Exercise description
Pull out every line below that contains the word "Width".

Record list
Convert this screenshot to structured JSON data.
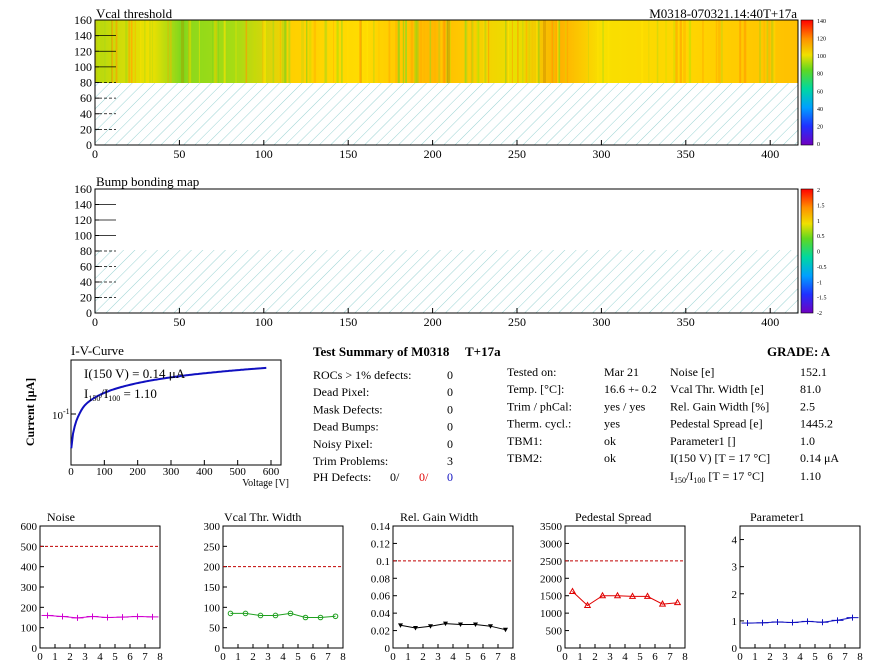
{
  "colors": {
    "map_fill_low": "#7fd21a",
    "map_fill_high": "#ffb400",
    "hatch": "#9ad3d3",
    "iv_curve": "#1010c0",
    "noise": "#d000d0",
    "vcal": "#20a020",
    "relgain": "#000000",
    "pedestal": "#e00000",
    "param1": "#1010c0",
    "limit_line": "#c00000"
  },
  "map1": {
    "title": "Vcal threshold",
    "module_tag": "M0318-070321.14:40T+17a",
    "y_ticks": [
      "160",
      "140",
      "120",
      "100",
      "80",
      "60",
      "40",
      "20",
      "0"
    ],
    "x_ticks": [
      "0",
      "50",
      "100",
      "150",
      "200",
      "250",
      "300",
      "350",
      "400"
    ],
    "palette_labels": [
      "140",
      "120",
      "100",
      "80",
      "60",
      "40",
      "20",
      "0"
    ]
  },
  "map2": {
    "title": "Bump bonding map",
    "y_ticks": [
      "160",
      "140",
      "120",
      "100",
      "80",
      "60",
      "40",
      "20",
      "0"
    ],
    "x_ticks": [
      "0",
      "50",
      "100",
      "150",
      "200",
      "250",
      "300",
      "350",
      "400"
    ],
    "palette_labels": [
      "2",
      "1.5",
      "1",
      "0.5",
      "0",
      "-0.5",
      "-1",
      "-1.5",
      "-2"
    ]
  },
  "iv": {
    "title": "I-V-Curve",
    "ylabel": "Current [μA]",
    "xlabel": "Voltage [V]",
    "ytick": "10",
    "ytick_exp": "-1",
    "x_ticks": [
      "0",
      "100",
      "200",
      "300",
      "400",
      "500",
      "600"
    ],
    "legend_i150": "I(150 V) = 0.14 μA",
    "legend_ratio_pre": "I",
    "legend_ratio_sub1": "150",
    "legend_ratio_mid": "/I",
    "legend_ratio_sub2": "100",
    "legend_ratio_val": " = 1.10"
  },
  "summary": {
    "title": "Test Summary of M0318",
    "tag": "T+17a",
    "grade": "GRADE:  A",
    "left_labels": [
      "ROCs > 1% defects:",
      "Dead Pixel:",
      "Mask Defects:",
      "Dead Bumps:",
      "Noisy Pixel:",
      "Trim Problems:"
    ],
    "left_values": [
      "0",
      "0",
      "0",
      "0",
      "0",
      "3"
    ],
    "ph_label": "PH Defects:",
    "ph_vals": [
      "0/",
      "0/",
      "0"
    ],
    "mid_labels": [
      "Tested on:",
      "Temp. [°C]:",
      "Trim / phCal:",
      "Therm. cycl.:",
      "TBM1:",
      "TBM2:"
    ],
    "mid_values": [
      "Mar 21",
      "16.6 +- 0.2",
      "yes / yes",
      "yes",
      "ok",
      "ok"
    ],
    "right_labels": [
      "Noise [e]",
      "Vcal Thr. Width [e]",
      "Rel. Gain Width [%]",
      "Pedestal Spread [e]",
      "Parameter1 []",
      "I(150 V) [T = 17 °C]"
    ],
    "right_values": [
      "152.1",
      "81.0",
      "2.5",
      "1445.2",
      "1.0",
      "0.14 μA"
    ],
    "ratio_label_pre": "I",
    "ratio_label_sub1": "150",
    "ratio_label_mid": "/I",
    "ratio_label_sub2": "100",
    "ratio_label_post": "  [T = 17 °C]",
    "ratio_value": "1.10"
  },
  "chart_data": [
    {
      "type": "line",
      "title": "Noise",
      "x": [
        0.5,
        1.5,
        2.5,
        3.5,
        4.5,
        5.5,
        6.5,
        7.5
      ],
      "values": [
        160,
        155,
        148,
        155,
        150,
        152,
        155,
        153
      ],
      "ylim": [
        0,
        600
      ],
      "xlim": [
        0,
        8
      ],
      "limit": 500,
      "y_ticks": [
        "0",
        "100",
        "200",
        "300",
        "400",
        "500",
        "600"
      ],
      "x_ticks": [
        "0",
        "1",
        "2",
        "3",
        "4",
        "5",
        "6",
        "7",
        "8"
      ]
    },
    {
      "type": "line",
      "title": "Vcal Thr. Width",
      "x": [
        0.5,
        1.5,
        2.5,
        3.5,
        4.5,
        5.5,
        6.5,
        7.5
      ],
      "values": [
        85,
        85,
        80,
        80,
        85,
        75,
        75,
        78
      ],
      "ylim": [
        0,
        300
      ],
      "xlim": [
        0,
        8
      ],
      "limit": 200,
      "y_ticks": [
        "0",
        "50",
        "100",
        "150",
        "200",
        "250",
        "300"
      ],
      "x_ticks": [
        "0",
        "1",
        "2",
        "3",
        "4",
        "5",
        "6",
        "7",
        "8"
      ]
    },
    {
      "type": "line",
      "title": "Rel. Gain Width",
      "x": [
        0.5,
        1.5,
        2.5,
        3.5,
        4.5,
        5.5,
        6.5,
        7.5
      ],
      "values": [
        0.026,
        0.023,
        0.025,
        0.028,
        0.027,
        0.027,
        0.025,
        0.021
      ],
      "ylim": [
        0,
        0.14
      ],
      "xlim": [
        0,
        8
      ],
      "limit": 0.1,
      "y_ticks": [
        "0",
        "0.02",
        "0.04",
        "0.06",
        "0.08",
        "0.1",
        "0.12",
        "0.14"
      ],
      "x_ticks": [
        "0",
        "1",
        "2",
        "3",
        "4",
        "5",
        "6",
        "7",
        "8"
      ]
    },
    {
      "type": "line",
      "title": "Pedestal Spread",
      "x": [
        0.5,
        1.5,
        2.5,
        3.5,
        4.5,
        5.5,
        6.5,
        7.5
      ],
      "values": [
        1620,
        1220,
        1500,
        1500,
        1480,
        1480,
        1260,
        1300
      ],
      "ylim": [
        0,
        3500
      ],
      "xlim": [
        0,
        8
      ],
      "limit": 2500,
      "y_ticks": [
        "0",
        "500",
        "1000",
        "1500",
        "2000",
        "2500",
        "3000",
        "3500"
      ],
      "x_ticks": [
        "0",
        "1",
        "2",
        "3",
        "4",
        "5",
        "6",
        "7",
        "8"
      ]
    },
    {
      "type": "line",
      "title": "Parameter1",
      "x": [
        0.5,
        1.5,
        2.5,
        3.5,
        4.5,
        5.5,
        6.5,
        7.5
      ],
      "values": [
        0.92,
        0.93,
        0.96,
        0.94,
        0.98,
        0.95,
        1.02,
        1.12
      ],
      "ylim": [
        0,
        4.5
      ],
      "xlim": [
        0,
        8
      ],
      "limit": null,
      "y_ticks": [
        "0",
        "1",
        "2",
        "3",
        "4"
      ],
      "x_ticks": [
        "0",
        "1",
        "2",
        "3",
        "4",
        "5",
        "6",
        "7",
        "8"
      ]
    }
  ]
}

--

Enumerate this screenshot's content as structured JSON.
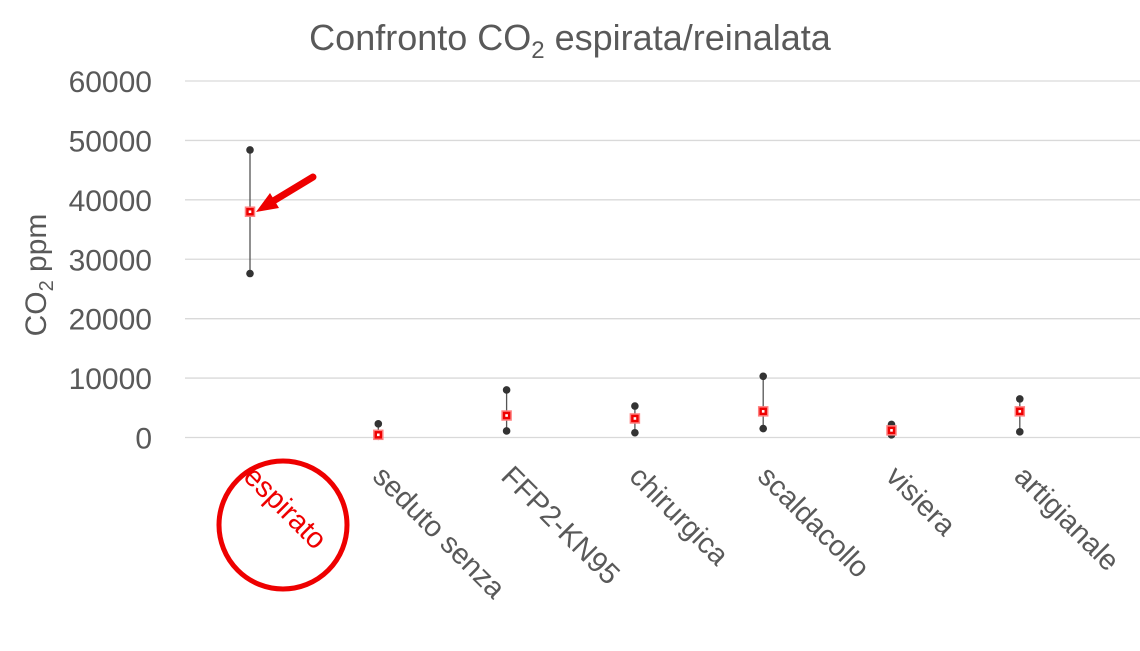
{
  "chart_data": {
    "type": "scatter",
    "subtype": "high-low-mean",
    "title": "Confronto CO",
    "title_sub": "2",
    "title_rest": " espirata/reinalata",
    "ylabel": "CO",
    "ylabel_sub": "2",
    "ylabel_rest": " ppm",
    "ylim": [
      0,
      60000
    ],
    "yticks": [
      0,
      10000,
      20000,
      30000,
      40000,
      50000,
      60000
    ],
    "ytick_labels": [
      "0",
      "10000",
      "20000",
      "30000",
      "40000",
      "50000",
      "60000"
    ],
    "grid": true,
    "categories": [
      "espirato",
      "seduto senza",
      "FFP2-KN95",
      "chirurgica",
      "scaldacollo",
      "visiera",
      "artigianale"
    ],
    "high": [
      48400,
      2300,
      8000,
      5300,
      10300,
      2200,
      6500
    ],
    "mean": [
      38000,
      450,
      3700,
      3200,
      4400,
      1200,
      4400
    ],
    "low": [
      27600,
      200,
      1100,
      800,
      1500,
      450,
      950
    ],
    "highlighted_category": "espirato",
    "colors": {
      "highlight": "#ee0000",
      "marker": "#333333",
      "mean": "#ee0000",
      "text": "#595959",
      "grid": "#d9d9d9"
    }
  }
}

Final result
      "Vcal Thr. Width [e]",
      "Rel. Gain Width [%]",
      "title": "Vcal Thr. Width",
      "title": "Rel. Gain Width",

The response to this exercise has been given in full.